▶ _TASKS_
**1.** List every country that is named in the quoted comment by valerie in the polygamy thread, with each spelled as it is in the thread.
**2.** Reproduce the stretch of the polygamy thread from "Traditional islamic approach" to "time they're 13.)", with no changes.

▶ _SOURCE PASSAGE_
* * * *
Thank you, Outsider. That was a very interesting and informative article! Many years ago, more than 20(!), I was living with some Iranians who also explained about Polygamy not being officially endorsed, but no more than 4 wives were permitted by Islam.
Thank you, again.


----------



## Fernando

valerie said:
			
		

> Another comment: Someone mentioned that all muslim countries allow polygamy. I'm really not sure this is so. At least I would say this is not common practice in Morroco, Algeria, Tunisia and Turquey. I do not know for other countries. What is for sure is that in Senegal, Burkina Faso and other countries from equatorial Africa do practice polygamy as a social model.



I only said I assumed this. 

Polygamy is polygamy is not common practice nowhere. Normally polygamy means polygyny and it is practised in (mostly) poor countries. A common polygamy would produce:

- A large number of angry, non-married men.
- A large number of wowen and children with just a few men to look for the money.

Traditional islamic approach is to admit polygamy up to four wives and assuming the husband can afford to maintain them.


----------



## Chaska Ñawi

Cuchu's comments about looking the other way are already happening in the case of the not-Mormon group in Bountiful, British Columbia.  Everybody's known of the situation, already described by GenJen and FenixPollo in respect to other communities, but nobody's interfered unless there's been an actual complaint from a 13-year-girl.  (And in Bountiful, girls are told, according to one girl who left the community, that they won't get into heaven unless they're married by the time they're 13.)

One of the arguments put forth by the pro-decriminalisation team is that this will make life easier for potential immigrants with more than one spouse.  Given that Canadian immigration practice favours immigrants with doctorates and preferably no dependents, especially aging parents (although these PhDs then have to drive taxis or deliver pizzas unless they wish to completely redo their university education), I can't really see that this is going to change immigration policy.
* * * *
▶ _DATASET RECORDS_
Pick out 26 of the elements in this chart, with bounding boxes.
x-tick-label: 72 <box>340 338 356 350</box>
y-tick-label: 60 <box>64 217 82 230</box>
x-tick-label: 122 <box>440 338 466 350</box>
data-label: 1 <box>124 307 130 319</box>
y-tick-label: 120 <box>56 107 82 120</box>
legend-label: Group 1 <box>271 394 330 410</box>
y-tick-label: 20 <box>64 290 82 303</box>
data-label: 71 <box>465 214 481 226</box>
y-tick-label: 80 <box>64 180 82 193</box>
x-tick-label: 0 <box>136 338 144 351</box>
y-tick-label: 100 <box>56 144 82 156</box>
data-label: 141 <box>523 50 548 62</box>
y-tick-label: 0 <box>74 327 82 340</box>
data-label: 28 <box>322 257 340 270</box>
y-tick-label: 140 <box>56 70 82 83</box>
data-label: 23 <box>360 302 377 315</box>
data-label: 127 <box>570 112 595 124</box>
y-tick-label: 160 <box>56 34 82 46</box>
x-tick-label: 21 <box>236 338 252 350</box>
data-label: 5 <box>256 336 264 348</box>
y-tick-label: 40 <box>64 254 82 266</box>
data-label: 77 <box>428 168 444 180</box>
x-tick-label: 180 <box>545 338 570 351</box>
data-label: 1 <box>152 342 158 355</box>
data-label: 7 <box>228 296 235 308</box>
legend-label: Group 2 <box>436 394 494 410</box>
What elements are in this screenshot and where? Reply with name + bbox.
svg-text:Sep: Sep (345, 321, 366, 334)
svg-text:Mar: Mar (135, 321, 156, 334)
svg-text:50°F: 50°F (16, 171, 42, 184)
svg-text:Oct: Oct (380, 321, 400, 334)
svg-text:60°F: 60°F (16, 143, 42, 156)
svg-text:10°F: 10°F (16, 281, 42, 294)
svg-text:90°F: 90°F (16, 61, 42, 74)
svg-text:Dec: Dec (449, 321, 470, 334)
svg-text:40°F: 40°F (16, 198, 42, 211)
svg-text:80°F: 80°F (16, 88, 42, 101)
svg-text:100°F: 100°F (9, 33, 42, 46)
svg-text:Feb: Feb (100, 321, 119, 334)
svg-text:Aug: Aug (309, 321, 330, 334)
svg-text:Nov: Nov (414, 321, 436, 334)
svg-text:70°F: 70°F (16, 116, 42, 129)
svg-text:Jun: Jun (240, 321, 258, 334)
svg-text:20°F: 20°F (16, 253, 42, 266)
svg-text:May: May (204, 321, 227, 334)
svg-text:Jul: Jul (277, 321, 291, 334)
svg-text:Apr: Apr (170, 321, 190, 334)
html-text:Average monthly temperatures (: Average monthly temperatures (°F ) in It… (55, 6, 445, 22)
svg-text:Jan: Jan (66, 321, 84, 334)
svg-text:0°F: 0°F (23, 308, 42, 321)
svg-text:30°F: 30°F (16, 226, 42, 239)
* * * *
▶ _SOLUTIONS TO THE EXERCISE_
**1.** Morroco, Algeria, Tunisia, Turquey, Senegal, Burkina Faso

**2.**
Traditional islamic approach is to admit polygamy up to four wives and assuming the husband can afford to maintain them.


----------



## Chaska Ñawi

Cuchu's comments about looking the other way are already happening in the case of the not-Mormon group in Bountiful, British Columbia.  Everybody's known of the situation, already described by GenJen and FenixPollo in respect to other communities, but nobody's interfered unless there's been an actual complaint from a 13-year-girl.  (And in Bountiful, girls are told, according to one girl who left the community, that they won't get into heaven unless they're married by the time they're 13.)